## Items

-------

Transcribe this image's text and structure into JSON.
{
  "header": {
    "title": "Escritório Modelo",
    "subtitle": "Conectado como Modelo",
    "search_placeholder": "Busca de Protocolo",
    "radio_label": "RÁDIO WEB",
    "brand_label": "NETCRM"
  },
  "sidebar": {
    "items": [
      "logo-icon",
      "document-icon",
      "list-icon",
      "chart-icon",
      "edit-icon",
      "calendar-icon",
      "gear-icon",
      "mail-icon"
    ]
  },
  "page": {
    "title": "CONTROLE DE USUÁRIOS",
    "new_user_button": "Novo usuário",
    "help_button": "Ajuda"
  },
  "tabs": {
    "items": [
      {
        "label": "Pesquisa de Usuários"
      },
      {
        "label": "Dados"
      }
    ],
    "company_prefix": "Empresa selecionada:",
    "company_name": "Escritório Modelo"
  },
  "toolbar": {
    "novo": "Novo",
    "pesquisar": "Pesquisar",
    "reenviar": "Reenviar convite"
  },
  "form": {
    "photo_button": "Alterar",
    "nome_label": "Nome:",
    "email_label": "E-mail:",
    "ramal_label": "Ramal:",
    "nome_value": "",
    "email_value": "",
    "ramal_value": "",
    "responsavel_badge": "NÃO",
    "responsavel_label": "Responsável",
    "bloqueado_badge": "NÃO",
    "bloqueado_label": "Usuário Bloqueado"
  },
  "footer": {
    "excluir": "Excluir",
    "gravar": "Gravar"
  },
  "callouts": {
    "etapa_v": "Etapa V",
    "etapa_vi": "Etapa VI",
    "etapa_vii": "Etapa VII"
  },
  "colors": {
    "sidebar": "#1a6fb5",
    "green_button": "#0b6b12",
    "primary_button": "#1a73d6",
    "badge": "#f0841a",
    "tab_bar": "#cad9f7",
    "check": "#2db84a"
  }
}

-------

## The request
Write out every line of the listing that holds the word "Etapa".

## Task response
    "etapa_v": "Etapa V",
    "etapa_vi": "Etapa VI",
    "etapa_vii": "Etapa VII"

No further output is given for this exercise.